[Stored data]
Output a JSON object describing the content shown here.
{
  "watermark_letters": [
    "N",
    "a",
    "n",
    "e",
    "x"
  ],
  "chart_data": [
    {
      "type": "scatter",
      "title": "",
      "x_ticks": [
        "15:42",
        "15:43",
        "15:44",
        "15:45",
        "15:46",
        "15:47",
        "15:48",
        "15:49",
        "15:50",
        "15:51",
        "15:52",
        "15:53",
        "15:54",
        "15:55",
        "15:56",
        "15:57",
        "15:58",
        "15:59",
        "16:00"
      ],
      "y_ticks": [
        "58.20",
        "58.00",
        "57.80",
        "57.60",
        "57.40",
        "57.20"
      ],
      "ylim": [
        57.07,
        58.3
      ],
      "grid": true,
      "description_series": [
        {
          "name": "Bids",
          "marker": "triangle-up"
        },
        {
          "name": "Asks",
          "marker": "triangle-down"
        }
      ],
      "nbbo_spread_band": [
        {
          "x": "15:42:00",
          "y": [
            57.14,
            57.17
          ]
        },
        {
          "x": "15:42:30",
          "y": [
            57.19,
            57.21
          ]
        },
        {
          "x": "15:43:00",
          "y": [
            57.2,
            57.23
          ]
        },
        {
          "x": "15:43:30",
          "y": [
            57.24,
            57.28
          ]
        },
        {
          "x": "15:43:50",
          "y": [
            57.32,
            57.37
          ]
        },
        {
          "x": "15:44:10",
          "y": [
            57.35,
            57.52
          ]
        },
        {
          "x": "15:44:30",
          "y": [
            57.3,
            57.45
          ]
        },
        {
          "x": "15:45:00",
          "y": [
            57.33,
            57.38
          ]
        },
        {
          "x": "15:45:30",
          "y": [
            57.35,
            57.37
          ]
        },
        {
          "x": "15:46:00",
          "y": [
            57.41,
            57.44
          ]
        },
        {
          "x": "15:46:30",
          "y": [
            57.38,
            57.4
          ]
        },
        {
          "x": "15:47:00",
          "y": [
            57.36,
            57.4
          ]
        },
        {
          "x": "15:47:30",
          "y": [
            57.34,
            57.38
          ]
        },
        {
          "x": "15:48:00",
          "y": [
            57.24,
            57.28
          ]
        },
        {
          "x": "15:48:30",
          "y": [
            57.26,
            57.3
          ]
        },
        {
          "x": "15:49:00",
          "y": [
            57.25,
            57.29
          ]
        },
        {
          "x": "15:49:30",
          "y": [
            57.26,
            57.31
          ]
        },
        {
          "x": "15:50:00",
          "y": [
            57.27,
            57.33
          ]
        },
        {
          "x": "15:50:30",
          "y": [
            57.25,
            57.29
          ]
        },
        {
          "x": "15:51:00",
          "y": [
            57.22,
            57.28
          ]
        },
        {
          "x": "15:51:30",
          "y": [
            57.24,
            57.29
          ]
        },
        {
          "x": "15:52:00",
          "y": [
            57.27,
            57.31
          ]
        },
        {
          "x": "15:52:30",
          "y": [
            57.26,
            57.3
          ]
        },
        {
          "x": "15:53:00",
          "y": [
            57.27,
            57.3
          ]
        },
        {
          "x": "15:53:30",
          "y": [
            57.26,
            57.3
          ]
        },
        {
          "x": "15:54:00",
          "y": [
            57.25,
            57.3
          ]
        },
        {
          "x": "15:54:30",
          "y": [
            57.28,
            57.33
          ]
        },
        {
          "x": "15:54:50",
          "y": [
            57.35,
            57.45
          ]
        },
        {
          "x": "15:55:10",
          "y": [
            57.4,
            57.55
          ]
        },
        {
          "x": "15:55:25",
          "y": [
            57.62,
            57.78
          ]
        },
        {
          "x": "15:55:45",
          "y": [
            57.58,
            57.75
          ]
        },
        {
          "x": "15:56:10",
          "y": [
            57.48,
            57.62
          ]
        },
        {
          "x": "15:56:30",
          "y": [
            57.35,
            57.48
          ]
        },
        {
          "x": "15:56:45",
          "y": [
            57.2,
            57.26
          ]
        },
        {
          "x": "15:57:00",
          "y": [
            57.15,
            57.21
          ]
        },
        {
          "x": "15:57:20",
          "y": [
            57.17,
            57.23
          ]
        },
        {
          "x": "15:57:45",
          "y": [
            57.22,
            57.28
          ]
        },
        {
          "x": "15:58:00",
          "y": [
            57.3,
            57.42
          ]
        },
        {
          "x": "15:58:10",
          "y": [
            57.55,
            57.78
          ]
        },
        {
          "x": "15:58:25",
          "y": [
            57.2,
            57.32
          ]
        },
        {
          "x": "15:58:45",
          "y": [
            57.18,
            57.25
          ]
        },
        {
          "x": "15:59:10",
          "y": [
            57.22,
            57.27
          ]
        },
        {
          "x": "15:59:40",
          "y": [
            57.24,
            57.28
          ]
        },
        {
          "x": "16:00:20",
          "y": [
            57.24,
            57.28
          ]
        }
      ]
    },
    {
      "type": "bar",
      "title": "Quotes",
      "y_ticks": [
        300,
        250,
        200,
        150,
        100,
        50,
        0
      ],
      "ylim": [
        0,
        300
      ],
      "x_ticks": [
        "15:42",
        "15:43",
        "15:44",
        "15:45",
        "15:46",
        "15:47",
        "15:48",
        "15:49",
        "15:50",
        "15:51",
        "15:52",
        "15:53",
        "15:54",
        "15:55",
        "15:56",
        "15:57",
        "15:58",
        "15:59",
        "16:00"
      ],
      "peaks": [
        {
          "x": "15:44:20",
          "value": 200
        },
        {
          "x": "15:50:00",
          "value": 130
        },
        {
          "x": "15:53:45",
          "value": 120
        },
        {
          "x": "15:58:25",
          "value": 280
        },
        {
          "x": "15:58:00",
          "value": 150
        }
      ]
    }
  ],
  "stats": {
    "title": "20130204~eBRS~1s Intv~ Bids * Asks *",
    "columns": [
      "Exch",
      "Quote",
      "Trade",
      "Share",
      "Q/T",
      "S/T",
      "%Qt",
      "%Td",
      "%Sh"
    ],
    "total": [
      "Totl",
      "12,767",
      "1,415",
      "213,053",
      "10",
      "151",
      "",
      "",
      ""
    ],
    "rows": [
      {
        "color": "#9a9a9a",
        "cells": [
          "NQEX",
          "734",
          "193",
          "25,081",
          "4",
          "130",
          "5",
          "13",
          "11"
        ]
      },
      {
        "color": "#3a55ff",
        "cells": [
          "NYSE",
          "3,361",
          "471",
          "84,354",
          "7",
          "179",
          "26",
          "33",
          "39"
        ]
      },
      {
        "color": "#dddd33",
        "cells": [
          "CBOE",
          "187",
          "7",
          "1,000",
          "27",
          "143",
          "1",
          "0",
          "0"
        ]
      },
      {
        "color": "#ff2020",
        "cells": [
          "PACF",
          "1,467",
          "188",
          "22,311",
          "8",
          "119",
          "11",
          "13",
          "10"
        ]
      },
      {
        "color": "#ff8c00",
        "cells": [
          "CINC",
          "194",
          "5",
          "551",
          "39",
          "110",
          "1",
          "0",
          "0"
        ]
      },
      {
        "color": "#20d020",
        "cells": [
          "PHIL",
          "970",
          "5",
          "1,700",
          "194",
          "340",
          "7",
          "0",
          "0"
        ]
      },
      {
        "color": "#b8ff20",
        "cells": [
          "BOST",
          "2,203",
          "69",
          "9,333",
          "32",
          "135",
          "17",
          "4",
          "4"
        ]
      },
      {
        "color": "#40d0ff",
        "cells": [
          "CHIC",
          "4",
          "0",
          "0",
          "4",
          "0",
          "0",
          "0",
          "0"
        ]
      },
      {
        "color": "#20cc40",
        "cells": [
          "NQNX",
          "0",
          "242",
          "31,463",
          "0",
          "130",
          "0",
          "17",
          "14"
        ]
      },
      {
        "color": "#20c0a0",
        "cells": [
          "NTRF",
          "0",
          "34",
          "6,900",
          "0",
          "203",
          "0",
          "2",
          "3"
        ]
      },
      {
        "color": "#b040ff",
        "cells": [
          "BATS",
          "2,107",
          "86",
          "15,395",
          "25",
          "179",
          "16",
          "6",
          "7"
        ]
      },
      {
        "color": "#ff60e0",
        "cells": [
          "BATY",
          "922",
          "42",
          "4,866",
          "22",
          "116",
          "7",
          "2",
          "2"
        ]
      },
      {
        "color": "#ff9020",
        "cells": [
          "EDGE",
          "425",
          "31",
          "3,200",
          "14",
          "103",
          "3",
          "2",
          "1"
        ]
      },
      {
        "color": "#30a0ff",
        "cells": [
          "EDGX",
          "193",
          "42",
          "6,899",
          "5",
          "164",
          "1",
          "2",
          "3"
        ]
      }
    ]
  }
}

Challenge: Go through the listing above and locate each line that holds the word "Asks". Copy those lines.

Written response:
          "name": "Asks",
    "title": "20130204~eBRS~1s Intv~ Bids * Asks *",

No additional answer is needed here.